## Goal of the exercise
The records below must be duplicated exactly, character for character.

--- Dataset records ---

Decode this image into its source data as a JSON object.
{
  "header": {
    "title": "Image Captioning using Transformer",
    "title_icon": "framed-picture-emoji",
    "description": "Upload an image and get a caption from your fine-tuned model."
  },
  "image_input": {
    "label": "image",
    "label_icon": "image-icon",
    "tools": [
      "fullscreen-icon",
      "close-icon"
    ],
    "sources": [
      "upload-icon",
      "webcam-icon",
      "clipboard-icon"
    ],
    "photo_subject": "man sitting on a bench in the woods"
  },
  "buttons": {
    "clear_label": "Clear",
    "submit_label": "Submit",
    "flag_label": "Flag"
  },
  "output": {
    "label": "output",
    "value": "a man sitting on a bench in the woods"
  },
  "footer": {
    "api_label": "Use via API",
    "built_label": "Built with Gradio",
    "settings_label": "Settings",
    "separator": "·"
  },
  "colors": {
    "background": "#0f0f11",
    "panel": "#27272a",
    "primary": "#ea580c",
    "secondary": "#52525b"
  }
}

---

## Response to the task
Decode this image into its source data as a JSON object.
{
  "header": {
    "title": "Image Captioning using Transformer",
    "title_icon": "framed-picture-emoji",
    "description": "Upload an image and get a caption from your fine-tuned model."
  },
  "image_input": {
    "label": "image",
    "label_icon": "image-icon",
    "tools": [
      "fullscreen-icon",
      "close-icon"
    ],
    "sources": [
      "upload-icon",
      "webcam-icon",
      "clipboard-icon"
    ],
    "photo_subject": "man sitting on a bench in the woods"
  },
  "buttons": {
    "clear_label": "Clear",
    "submit_label": "Submit",
    "flag_label": "Flag"
  },
  "output": {
    "label": "output",
    "value": "a man sitting on a bench in the woods"
  },
  "footer": {
    "api_label": "Use via API",
    "built_label": "Built with Gradio",
    "settings_label": "Settings",
    "separator": "·"
  },
  "colors": {
    "background": "#0f0f11",
    "panel": "#27272a",
    "primary": "#ea580c",
    "secondary": "#52525b"
  }
}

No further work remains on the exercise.